# SET EXERCISE
Where a line contains the string "で囲んでください", copy that line.

# RAW RECORDS
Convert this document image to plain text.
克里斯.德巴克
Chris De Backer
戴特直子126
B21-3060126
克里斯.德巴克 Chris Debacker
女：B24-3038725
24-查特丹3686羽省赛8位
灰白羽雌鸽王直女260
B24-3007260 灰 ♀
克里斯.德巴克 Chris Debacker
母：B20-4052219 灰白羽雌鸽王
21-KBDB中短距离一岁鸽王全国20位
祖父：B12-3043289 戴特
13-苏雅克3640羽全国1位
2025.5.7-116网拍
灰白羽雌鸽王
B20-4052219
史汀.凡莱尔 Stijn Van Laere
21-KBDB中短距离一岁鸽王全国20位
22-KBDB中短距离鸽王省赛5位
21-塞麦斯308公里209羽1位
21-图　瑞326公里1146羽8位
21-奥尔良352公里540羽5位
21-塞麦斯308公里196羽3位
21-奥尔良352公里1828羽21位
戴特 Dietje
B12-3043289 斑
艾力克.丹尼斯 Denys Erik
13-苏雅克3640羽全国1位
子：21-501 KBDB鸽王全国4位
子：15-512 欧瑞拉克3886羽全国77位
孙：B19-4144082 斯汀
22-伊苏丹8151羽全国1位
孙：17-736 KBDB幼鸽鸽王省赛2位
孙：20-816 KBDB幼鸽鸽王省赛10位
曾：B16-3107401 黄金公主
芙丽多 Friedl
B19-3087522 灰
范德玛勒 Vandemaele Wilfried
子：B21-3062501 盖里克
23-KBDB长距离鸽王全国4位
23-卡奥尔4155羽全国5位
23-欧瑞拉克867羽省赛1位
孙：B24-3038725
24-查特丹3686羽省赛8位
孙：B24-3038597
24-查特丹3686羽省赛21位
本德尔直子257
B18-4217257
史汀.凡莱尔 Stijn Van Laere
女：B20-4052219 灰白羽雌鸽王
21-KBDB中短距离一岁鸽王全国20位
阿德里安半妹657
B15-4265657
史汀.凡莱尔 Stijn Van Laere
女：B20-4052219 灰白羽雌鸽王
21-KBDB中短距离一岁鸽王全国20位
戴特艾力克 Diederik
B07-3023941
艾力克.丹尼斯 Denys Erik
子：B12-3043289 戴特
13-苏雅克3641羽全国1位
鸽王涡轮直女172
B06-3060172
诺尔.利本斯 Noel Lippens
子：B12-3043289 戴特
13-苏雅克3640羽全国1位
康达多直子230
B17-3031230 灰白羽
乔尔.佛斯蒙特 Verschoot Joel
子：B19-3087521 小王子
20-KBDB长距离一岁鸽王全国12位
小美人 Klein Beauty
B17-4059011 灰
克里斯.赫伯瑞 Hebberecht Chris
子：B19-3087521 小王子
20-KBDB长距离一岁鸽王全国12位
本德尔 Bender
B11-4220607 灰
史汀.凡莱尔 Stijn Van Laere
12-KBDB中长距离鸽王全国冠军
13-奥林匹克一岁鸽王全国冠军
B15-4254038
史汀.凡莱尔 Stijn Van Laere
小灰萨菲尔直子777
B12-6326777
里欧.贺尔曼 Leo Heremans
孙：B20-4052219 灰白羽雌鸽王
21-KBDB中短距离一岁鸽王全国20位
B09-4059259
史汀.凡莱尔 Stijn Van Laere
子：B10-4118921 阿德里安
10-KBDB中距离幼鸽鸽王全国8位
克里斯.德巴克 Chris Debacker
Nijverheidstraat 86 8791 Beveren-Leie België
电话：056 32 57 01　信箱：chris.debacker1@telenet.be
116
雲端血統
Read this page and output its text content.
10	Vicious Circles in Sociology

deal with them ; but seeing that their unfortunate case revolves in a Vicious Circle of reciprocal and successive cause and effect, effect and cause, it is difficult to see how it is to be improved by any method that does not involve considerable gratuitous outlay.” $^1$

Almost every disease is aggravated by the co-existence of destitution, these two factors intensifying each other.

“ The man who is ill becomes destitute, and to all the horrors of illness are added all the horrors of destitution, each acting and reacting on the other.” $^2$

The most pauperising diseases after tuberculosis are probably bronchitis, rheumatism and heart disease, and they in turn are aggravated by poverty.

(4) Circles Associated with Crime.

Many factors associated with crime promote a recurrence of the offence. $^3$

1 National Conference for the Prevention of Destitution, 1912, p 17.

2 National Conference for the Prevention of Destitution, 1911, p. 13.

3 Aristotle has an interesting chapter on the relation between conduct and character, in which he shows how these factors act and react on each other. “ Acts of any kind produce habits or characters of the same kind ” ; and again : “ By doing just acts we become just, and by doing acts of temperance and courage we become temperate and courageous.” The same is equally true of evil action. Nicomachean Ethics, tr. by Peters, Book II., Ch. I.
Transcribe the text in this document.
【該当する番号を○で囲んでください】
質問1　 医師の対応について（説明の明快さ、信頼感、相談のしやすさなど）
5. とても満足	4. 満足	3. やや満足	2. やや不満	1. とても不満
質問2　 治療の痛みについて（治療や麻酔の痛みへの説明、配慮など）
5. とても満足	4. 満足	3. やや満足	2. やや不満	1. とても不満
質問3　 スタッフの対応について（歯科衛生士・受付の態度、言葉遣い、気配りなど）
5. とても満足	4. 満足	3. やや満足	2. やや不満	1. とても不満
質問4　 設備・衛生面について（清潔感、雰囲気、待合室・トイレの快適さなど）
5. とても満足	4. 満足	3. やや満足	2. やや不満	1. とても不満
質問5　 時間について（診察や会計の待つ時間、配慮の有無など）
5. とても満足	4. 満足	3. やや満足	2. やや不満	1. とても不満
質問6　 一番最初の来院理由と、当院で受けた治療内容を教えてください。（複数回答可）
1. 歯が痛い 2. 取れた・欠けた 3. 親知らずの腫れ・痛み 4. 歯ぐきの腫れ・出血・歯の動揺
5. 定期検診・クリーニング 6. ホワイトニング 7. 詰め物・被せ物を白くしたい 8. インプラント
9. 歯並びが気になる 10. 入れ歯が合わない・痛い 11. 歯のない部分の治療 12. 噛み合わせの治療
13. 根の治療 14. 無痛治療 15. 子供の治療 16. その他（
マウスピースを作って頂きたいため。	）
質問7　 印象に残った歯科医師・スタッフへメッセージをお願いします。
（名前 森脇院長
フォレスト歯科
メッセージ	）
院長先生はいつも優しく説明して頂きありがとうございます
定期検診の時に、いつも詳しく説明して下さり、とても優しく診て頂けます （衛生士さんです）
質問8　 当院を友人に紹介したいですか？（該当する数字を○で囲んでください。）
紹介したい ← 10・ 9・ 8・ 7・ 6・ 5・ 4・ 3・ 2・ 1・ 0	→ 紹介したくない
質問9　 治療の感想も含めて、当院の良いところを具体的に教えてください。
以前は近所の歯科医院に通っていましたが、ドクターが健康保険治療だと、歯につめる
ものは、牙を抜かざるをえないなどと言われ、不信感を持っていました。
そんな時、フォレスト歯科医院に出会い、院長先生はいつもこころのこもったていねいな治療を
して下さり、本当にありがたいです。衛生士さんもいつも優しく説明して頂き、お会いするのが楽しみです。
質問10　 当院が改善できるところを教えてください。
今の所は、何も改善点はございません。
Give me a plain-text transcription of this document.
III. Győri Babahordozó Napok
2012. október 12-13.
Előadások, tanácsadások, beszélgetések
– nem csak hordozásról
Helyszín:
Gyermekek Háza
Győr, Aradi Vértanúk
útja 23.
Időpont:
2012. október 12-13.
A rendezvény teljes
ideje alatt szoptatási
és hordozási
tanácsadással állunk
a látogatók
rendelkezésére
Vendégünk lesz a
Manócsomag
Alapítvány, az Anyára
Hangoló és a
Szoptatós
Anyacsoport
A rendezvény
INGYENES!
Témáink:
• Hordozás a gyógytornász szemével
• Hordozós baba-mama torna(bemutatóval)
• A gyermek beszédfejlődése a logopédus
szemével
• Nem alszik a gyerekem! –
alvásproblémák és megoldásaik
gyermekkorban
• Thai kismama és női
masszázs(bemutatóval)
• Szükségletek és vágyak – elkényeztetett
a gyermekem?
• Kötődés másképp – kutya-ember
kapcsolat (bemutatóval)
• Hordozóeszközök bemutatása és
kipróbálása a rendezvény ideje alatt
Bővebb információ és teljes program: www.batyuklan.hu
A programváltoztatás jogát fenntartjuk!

# ANSWER IN FULL
【該当する番号を○で囲んでください】
質問8　 当院を友人に紹介したいですか？（該当する数字を○で囲んでください。）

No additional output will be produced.